▸ **Task to carry out**
How many lines in the records below contain the word "down"? Give only the number.
Material to process START
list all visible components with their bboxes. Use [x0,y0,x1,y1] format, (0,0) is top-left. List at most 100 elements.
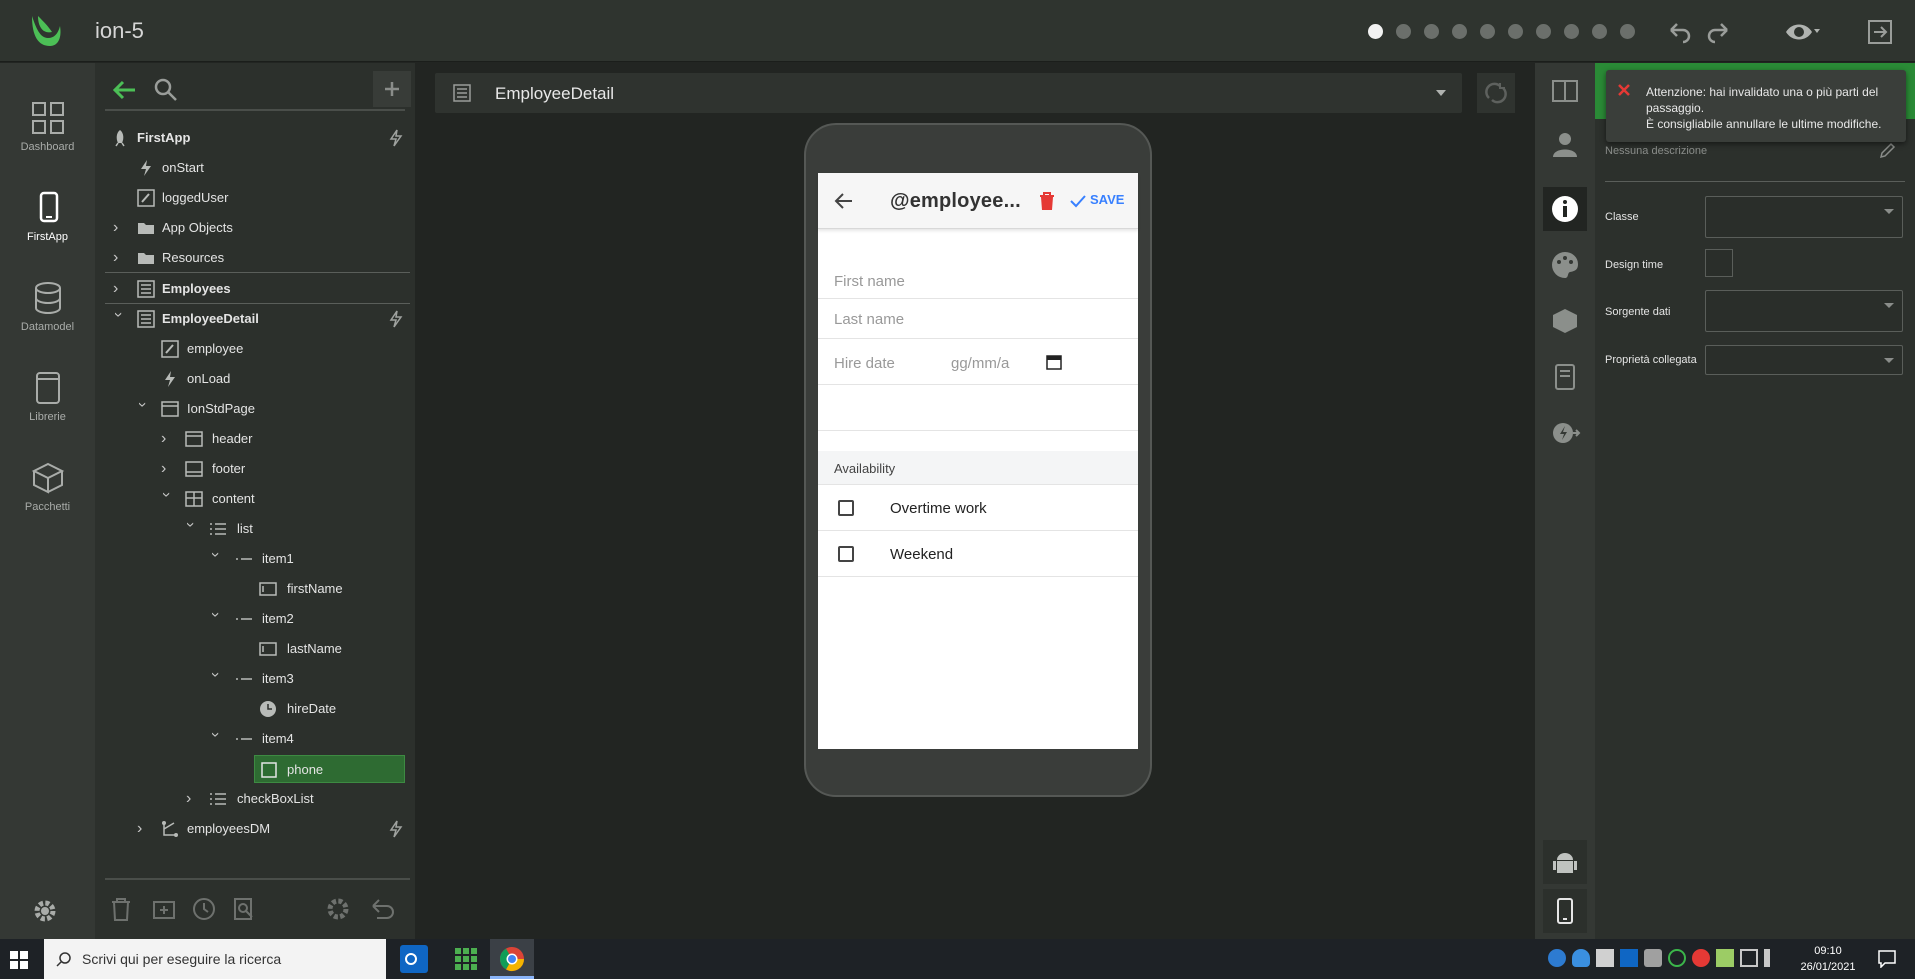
tab-style[interactable] [1543,243,1587,287]
back-arrow-icon[interactable] [834,191,854,211]
chevron-right-icon[interactable]: › [113,249,127,267]
settings-icon[interactable] [325,896,351,922]
tab-package[interactable] [1543,299,1587,343]
chevron-down-icon[interactable]: › [206,552,224,566]
tree-item[interactable]: › content [95,484,415,514]
step-dot[interactable] [1480,24,1495,39]
clock[interactable]: 09:10 26/01/2021 [1795,943,1861,975]
chevron-right-icon[interactable]: › [161,460,175,478]
notification-icon[interactable] [1878,950,1896,968]
windows-start-icon[interactable] [10,951,28,969]
tree-item[interactable]: › Employees [95,274,415,304]
tree-item[interactable]: lastName [95,634,415,664]
checkbox[interactable] [838,546,854,562]
close-x-icon[interactable] [1618,84,1630,96]
checkbox-item[interactable]: Overtime work [818,485,1138,531]
sync-icon[interactable] [1668,949,1686,967]
tree-item[interactable]: › Resources [95,243,415,273]
phone-field[interactable] [818,385,1138,431]
chevron-down-icon[interactable]: › [133,402,151,416]
settings-gear-icon[interactable] [32,898,58,924]
sorgente-select[interactable] [1705,290,1903,332]
tree-item-selected[interactable]: phone [254,755,405,783]
hire-date-field[interactable]: Hire date gg/mm/a [818,339,1138,385]
network-drive-icon[interactable] [1716,949,1734,967]
step-dot[interactable] [1452,24,1467,39]
revert-icon[interactable] [367,896,395,922]
first-name-field[interactable]: First name [818,229,1138,299]
chevron-down-icon[interactable]: › [109,312,127,326]
tree-item[interactable]: FirstApp [95,123,415,153]
edit-pencil-icon[interactable] [1878,142,1896,160]
step-dot[interactable] [1592,24,1607,39]
tree-item[interactable]: › item2 [95,604,415,634]
help-icon[interactable] [1548,949,1566,967]
add-button[interactable] [373,71,411,107]
flash-icon[interactable] [387,820,405,838]
tree-item[interactable]: › list [95,514,415,544]
tree-item[interactable]: › employeesDM [95,814,415,844]
tree-item[interactable]: › checkBoxList [95,784,415,814]
refresh-button[interactable] [1477,73,1515,113]
step-dot[interactable] [1368,24,1383,39]
nav-datamodel[interactable]: Datamodel [0,271,95,361]
tab-android[interactable] [1543,840,1587,884]
last-name-field[interactable]: Last name [818,299,1138,339]
tree-item[interactable]: › header [95,424,415,454]
save-button[interactable]: SAVE [1090,192,1124,207]
nav-dashboard[interactable]: Dashboard [0,91,95,181]
preview-eye-icon[interactable] [1784,18,1820,46]
tree-item[interactable]: › App Objects [95,213,415,243]
calculator-grid-icon[interactable] [452,945,480,973]
classe-select[interactable] [1705,196,1903,238]
step-dot[interactable] [1508,24,1523,39]
tree-item[interactable]: › footer [95,454,415,484]
flash-icon[interactable] [387,310,405,328]
tree-item[interactable]: employee [95,334,415,364]
chevron-right-icon[interactable]: › [186,790,200,808]
chevron-down-icon[interactable]: › [157,492,175,506]
calendar-icon[interactable] [1046,354,1062,370]
chevron-right-icon[interactable]: › [161,430,175,448]
nav-pacchetti[interactable]: Pacchetti [0,451,95,541]
tab-info[interactable] [1543,187,1587,231]
nav-librerie[interactable]: Librerie [0,361,95,451]
tab-user[interactable] [1543,123,1587,167]
step-dot[interactable] [1396,24,1411,39]
step-dot[interactable] [1620,24,1635,39]
trash-icon[interactable] [109,896,133,922]
proprieta-select[interactable] [1705,345,1903,375]
chevron-right-icon[interactable]: › [113,280,127,298]
tree-item[interactable]: › item3 [95,664,415,694]
add-folder-icon[interactable] [150,896,176,922]
tree-item[interactable]: loggedUser [95,183,415,213]
back-arrow-icon[interactable] [111,79,137,101]
chrome-taskbar-button[interactable] [490,939,534,979]
chevron-down-icon[interactable]: › [181,522,199,536]
tree-item[interactable]: onStart [95,153,415,183]
tab-device[interactable] [1543,889,1587,933]
redo-icon[interactable] [1705,18,1733,46]
history-icon[interactable] [191,896,217,922]
hire-date-input[interactable]: gg/mm/a [951,355,1019,372]
chevron-right-icon[interactable]: › [137,820,151,838]
tree-item[interactable]: firstName [95,574,415,604]
taskbar-search[interactable]: Scrivi qui per eseguire la ricerca [44,939,386,979]
logout-icon[interactable] [1866,18,1894,46]
antivirus-icon[interactable] [1692,949,1710,967]
outlook-tray-icon[interactable] [1620,949,1638,967]
onedrive-icon[interactable] [1572,949,1590,967]
nav-firstapp[interactable]: FirstApp [0,181,95,271]
security-icon[interactable] [1596,949,1614,967]
step-dot[interactable] [1564,24,1579,39]
tree-item[interactable]: onLoad [95,364,415,394]
checkbox[interactable] [838,500,854,516]
step-dot[interactable] [1536,24,1551,39]
monitor-icon[interactable] [1740,949,1758,967]
tab-layout[interactable] [1543,69,1587,113]
trash-icon[interactable] [1038,191,1056,211]
volume-muted-icon[interactable] [1764,949,1782,967]
page-select[interactable]: EmployeeDetail [435,73,1462,113]
tree-item[interactable]: › item4 [95,724,415,754]
search-icon[interactable] [153,77,179,103]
Material to process END
▸ **Response to this task**
5